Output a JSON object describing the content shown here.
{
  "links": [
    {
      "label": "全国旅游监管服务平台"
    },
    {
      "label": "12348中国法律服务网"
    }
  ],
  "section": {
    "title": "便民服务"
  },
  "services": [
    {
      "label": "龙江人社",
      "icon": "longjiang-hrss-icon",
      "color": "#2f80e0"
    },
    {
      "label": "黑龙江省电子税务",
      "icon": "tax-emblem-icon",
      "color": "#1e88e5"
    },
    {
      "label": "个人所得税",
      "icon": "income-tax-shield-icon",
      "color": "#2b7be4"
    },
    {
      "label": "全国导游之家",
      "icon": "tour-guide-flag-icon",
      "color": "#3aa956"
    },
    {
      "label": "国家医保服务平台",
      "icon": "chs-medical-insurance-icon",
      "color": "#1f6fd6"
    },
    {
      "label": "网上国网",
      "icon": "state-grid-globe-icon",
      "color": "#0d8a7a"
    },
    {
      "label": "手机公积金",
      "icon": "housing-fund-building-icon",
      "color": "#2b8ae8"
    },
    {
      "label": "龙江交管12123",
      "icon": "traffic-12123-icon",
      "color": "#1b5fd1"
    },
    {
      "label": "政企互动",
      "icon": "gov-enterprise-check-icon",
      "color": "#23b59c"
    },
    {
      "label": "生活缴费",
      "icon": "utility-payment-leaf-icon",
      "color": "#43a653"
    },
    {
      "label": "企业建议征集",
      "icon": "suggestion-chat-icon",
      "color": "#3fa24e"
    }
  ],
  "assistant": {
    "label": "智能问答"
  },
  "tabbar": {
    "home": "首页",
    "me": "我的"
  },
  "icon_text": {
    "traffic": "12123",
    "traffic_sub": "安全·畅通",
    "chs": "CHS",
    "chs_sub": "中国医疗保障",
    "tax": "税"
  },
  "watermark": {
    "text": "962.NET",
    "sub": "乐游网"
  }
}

CHALLENGE: Go through the listing above and work out how many lines contain the string "color". Reply with the number alone.

ANSWER FOR THE TASK: 11